START INFORMATION SUPPLIED
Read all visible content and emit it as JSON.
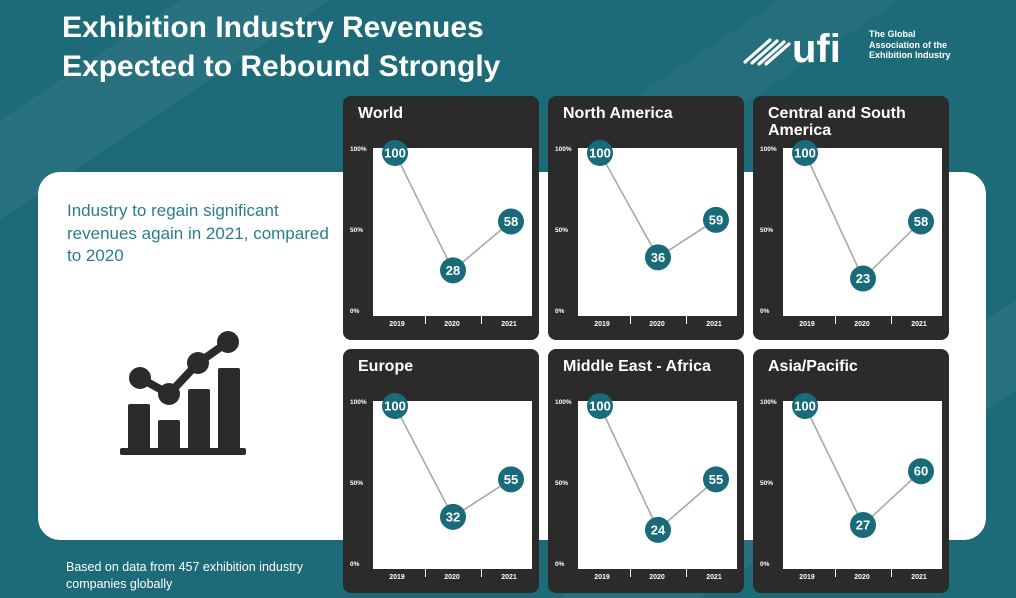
{
  "title": "Exhibition Industry Revenues\nExpected to Rebound Strongly",
  "logo": {
    "mark": "ufi",
    "tagline": "The Global\nAssociation of the\nExhibition Industry"
  },
  "intro": "Industry to regain significant revenues again in 2021, compared to 2020",
  "footnote": "Based on data from 457 exhibition industry companies globally",
  "colors": {
    "background": "#1d6a78",
    "marker": "#1a6b79",
    "panel": "#2b2b2b",
    "line": "#a8a8a8",
    "intro_text": "#2a7e8b"
  },
  "icons": {
    "growth": "bar-chart-growth-icon",
    "logo": "ufi-stripes-icon"
  },
  "chart_data": [
    {
      "type": "line",
      "title": "World",
      "x": [
        "2019",
        "2020",
        "2021"
      ],
      "values": [
        100,
        28,
        58
      ],
      "yticks": [
        "100%",
        "50%",
        "0%"
      ],
      "ylim": [
        0,
        100
      ]
    },
    {
      "type": "line",
      "title": "North America",
      "x": [
        "2019",
        "2020",
        "2021"
      ],
      "values": [
        100,
        36,
        59
      ],
      "yticks": [
        "100%",
        "50%",
        "0%"
      ],
      "ylim": [
        0,
        100
      ]
    },
    {
      "type": "line",
      "title": "Central and South America",
      "x": [
        "2019",
        "2020",
        "2021"
      ],
      "values": [
        100,
        23,
        58
      ],
      "yticks": [
        "100%",
        "50%",
        "0%"
      ],
      "ylim": [
        0,
        100
      ]
    },
    {
      "type": "line",
      "title": "Europe",
      "x": [
        "2019",
        "2020",
        "2021"
      ],
      "values": [
        100,
        32,
        55
      ],
      "yticks": [
        "100%",
        "50%",
        "0%"
      ],
      "ylim": [
        0,
        100
      ]
    },
    {
      "type": "line",
      "title": "Middle East - Africa",
      "x": [
        "2019",
        "2020",
        "2021"
      ],
      "values": [
        100,
        24,
        55
      ],
      "yticks": [
        "100%",
        "50%",
        "0%"
      ],
      "ylim": [
        0,
        100
      ]
    },
    {
      "type": "line",
      "title": "Asia/Pacific",
      "x": [
        "2019",
        "2020",
        "2021"
      ],
      "values": [
        100,
        27,
        60
      ],
      "yticks": [
        "100%",
        "50%",
        "0%"
      ],
      "ylim": [
        0,
        100
      ]
    }
  ]
}
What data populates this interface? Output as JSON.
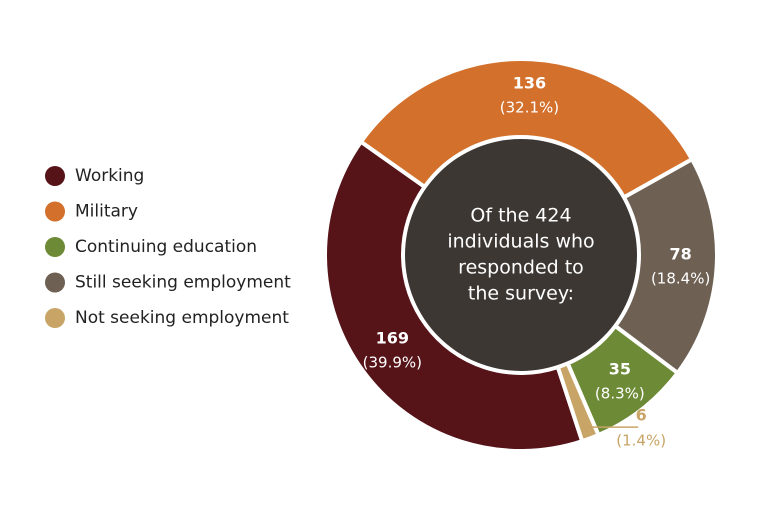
{
  "chart_data": {
    "type": "donut",
    "center_text": [
      "Of the 424",
      "individuals who",
      "responded to",
      "the survey:"
    ],
    "categories": [
      "Working",
      "Military",
      "Continuing education",
      "Still seeking employment",
      "Not seeking employment"
    ],
    "values": [
      169,
      136,
      35,
      78,
      6
    ],
    "percent_labels": [
      "(39.9%)",
      "(32.1%)",
      "(8.3%)",
      "(18.4%)",
      "(1.4%)"
    ],
    "colors": [
      "#561419",
      "#d2702c",
      "#6d8a36",
      "#6e6053",
      "#c8a566"
    ],
    "center_color": "#3d3733",
    "legend": "left"
  }
}
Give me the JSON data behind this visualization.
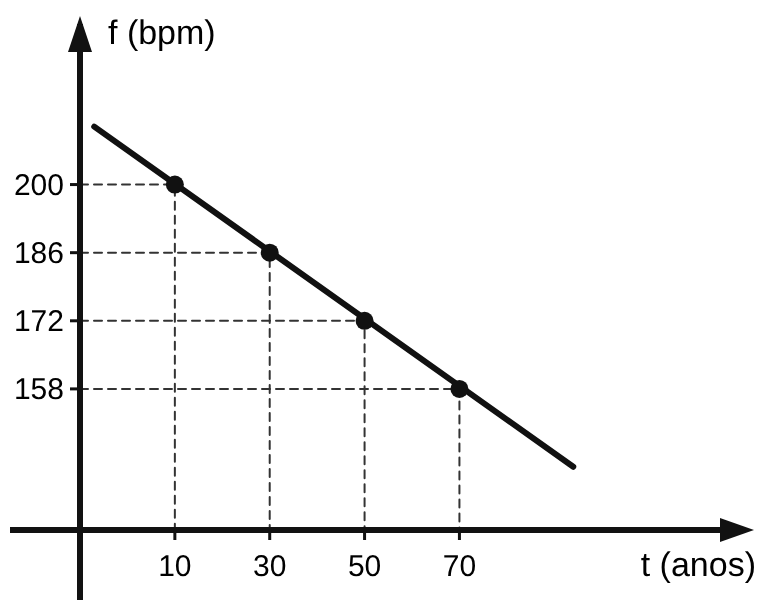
{
  "chart_data": {
    "type": "scatter",
    "xlabel": "t (anos)",
    "ylabel": "f (bpm)",
    "xlim": [
      -10,
      130
    ],
    "ylim": [
      129,
      233
    ],
    "xticks": [
      10,
      30,
      50,
      70
    ],
    "yticks": [
      158,
      172,
      186,
      200
    ],
    "grid": false,
    "marker": "circle",
    "series": [
      {
        "type": "line",
        "color": "#111111",
        "x": [
          -7,
          94
        ],
        "values": [
          211.9,
          142
        ],
        "marker": "none"
      },
      {
        "type": "line",
        "color": "#333333",
        "x": [
          -10,
          10,
          10
        ],
        "values": [
          200,
          200,
          129
        ],
        "marker": "none",
        "line_style": "dashed"
      },
      {
        "type": "line",
        "color": "#333333",
        "x": [
          -10,
          30,
          30
        ],
        "values": [
          186,
          186,
          129
        ],
        "marker": "none",
        "line_style": "dashed"
      },
      {
        "type": "line",
        "color": "#333333",
        "x": [
          -10,
          50,
          50
        ],
        "values": [
          172,
          172,
          129
        ],
        "marker": "none",
        "line_style": "dashed"
      },
      {
        "type": "line",
        "color": "#333333",
        "x": [
          -10,
          70,
          70
        ],
        "values": [
          158,
          158,
          129
        ],
        "marker": "none",
        "line_style": "dashed"
      },
      {
        "color": "#111111",
        "x": [
          10,
          30,
          50,
          70
        ],
        "values": [
          200,
          186,
          172,
          158
        ]
      }
    ]
  }
}
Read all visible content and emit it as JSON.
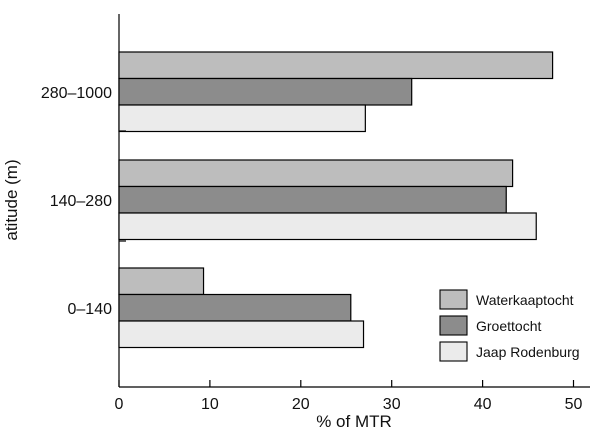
{
  "chart_data": {
    "type": "bar",
    "orientation": "horizontal",
    "categories": [
      "0–140",
      "140–280",
      "280–1000"
    ],
    "series": [
      {
        "name": "Waterkaaptocht",
        "values": [
          9.3,
          43.3,
          47.7
        ],
        "color": "#bdbdbd"
      },
      {
        "name": "Groettocht",
        "values": [
          25.5,
          42.6,
          32.2
        ],
        "color": "#8c8c8c"
      },
      {
        "name": "Jaap Rodenburg",
        "values": [
          26.9,
          45.9,
          27.1
        ],
        "color": "#ebebeb"
      }
    ],
    "xlabel": "% of MTR",
    "ylabel": "atitude (m)",
    "xlim": [
      0,
      52
    ],
    "xticks": [
      "0",
      "10",
      "20",
      "30",
      "40",
      "50"
    ],
    "grid": false,
    "legend_position": "bottom-right"
  }
}
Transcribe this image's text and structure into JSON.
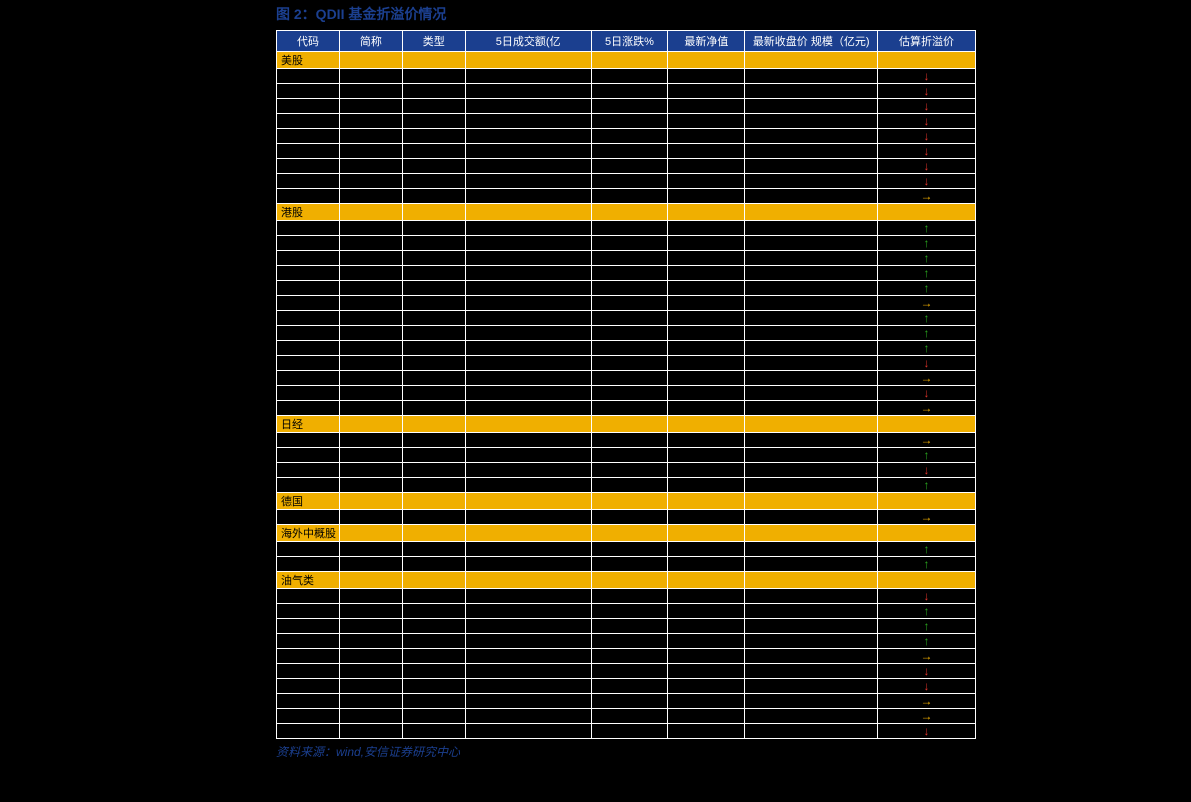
{
  "figure": {
    "title": "图 2：QDII 基金折溢价情况",
    "source": "资料来源：wind,安信证券研究中心",
    "colors": {
      "header_bg": "#1b3f8f",
      "header_text": "#ffffff",
      "section_bg": "#f0af00",
      "section_text": "#000000",
      "cell_bg": "#000000",
      "border": "#ffffff",
      "title_color": "#1b3f8f",
      "source_color": "#1b3f8f",
      "arrow_down": "#d8322a",
      "arrow_up": "#2aa81f",
      "arrow_right": "#f0af00"
    },
    "column_widths_pct": [
      9,
      9,
      9,
      18,
      11,
      11,
      19,
      14
    ],
    "headers": [
      "代码",
      "简称",
      "类型",
      "5日成交额(亿",
      "5日涨跌%",
      "最新净值",
      "最新收盘价 规模（亿元)",
      "估算折溢价"
    ],
    "sections": [
      {
        "label": "美股",
        "rows": [
          {
            "arrow": "down"
          },
          {
            "arrow": "down"
          },
          {
            "arrow": "down"
          },
          {
            "arrow": "down"
          },
          {
            "arrow": "down"
          },
          {
            "arrow": "down"
          },
          {
            "arrow": "down"
          },
          {
            "arrow": "down"
          },
          {
            "arrow": "right"
          }
        ]
      },
      {
        "label": "港股",
        "rows": [
          {
            "arrow": "up"
          },
          {
            "arrow": "up"
          },
          {
            "arrow": "up"
          },
          {
            "arrow": "up"
          },
          {
            "arrow": "up"
          },
          {
            "arrow": "right"
          },
          {
            "arrow": "up"
          },
          {
            "arrow": "up"
          },
          {
            "arrow": "up"
          },
          {
            "arrow": "down"
          },
          {
            "arrow": "right"
          },
          {
            "arrow": "down"
          },
          {
            "arrow": "right"
          }
        ]
      },
      {
        "label": "日经",
        "rows": [
          {
            "arrow": "right"
          },
          {
            "arrow": "up"
          },
          {
            "arrow": "down"
          },
          {
            "arrow": "up"
          }
        ]
      },
      {
        "label": "德国",
        "rows": [
          {
            "arrow": "right"
          }
        ]
      },
      {
        "label": "海外中概股",
        "rows": [
          {
            "arrow": "up"
          },
          {
            "arrow": "up"
          }
        ]
      },
      {
        "label": "油气类",
        "rows": [
          {
            "arrow": "down"
          },
          {
            "arrow": "up"
          },
          {
            "arrow": "up"
          },
          {
            "arrow": "up"
          },
          {
            "arrow": "right"
          },
          {
            "arrow": "down"
          },
          {
            "arrow": "down"
          },
          {
            "arrow": "right"
          },
          {
            "arrow": "right"
          },
          {
            "arrow": "down"
          }
        ]
      }
    ]
  }
}
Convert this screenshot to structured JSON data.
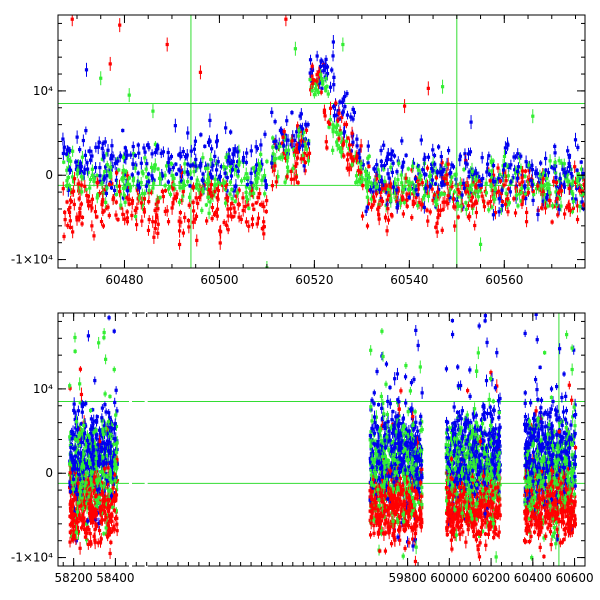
{
  "chart_data": [
    {
      "type": "scatter",
      "panel": "top",
      "x_range": [
        60466,
        60577
      ],
      "y_range": [
        -11000,
        19000
      ],
      "x_ticks": [
        60480,
        60500,
        60520,
        60540,
        60560
      ],
      "x_tick_labels": [
        "60480",
        "60500",
        "60520",
        "60540",
        "60560"
      ],
      "y_ticks": [
        -10000,
        0,
        10000
      ],
      "y_tick_labels": [
        "-1×10⁴",
        "0",
        "10⁴"
      ],
      "reference_lines": {
        "horizontal": [
          8500,
          -1200
        ],
        "vertical": [
          60494,
          60550
        ],
        "color": "#33dd33"
      },
      "series": [
        {
          "color": "#ff0000",
          "segments": [
            {
              "x_start": 60467,
              "x_end": 60510,
              "level": -3500,
              "spread": 2400
            },
            {
              "x_start": 60511,
              "x_end": 60519,
              "level": 3000,
              "spread": 2600
            },
            {
              "x_start": 60519,
              "x_end": 60522,
              "level": 11000,
              "spread": 1400
            },
            {
              "x_start": 60522,
              "x_end": 60530,
              "level": 4000,
              "spread": 2400
            },
            {
              "x_start": 60530,
              "x_end": 60577,
              "level": -2500,
              "spread": 2400
            }
          ],
          "outliers": [
            [
              60469,
              18500
            ],
            [
              60477,
              13200
            ],
            [
              60479,
              17800
            ],
            [
              60489,
              15500
            ],
            [
              60514,
              18500
            ],
            [
              60539,
              8200
            ],
            [
              60544,
              10300
            ],
            [
              60496,
              12200
            ]
          ]
        },
        {
          "color": "#0000ee",
          "segments": [
            {
              "x_start": 60467,
              "x_end": 60510,
              "level": 1500,
              "spread": 2400
            },
            {
              "x_start": 60511,
              "x_end": 60519,
              "level": 4500,
              "spread": 2400
            },
            {
              "x_start": 60519,
              "x_end": 60524,
              "level": 12500,
              "spread": 1500
            },
            {
              "x_start": 60524,
              "x_end": 60530,
              "level": 6000,
              "spread": 2200
            },
            {
              "x_start": 60530,
              "x_end": 60577,
              "level": 0,
              "spread": 2600
            }
          ],
          "outliers": [
            [
              60472,
              12500
            ],
            [
              60498,
              6500
            ],
            [
              60524,
              15800
            ],
            [
              60553,
              6300
            ],
            [
              60575,
              4200
            ]
          ]
        },
        {
          "color": "#33ee33",
          "segments": [
            {
              "x_start": 60467,
              "x_end": 60510,
              "level": -500,
              "spread": 2200
            },
            {
              "x_start": 60511,
              "x_end": 60519,
              "level": 2500,
              "spread": 2200
            },
            {
              "x_start": 60519,
              "x_end": 60523,
              "level": 10500,
              "spread": 1500
            },
            {
              "x_start": 60523,
              "x_end": 60530,
              "level": 3000,
              "spread": 2000
            },
            {
              "x_start": 60530,
              "x_end": 60577,
              "level": -1000,
              "spread": 2200
            }
          ],
          "outliers": [
            [
              60475,
              11500
            ],
            [
              60481,
              9500
            ],
            [
              60516,
              15000
            ],
            [
              60526,
              15500
            ],
            [
              60547,
              10500
            ],
            [
              60566,
              7000
            ],
            [
              60510,
              -11000
            ],
            [
              60555,
              -8200
            ],
            [
              60486,
              7600
            ]
          ]
        }
      ]
    },
    {
      "type": "scatter",
      "panel": "bottom",
      "x_range": [
        58125,
        60650
      ],
      "y_range": [
        -11000,
        19000
      ],
      "x_ticks": [
        58200,
        58400,
        59800,
        60000,
        60200,
        60400,
        60600
      ],
      "x_tick_labels": [
        "58200",
        "58400",
        "59800",
        "60000",
        "60200",
        "60400",
        "60600"
      ],
      "axis_breaks_at": [
        58470,
        58545
      ],
      "y_ticks": [
        -10000,
        0,
        10000
      ],
      "y_tick_labels": [
        "-1×10⁴",
        "0",
        "10⁴"
      ],
      "reference_lines": {
        "horizontal": [
          8500,
          -1200
        ],
        "vertical": [
          60525
        ],
        "color": "#33dd33"
      },
      "seasons": [
        {
          "x_start": 58180,
          "x_end": 58410
        },
        {
          "x_start": 59620,
          "x_end": 59870
        },
        {
          "x_start": 59985,
          "x_end": 60245
        },
        {
          "x_start": 60360,
          "x_end": 60605
        }
      ],
      "series": [
        {
          "color": "#ff0000",
          "level": -4000,
          "spread": 2800
        },
        {
          "color": "#0000ee",
          "level": 2500,
          "spread": 4000
        },
        {
          "color": "#33ee33",
          "level": 500,
          "spread": 4200
        }
      ]
    }
  ]
}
END INFORMATION SUPPLIED
### PROBLEM TO SOLVE
Read through the entries and copy each line in which "seeking" appears.

### FINAL ANSWER
      "Still seeking employment",
      "Not seeking employment"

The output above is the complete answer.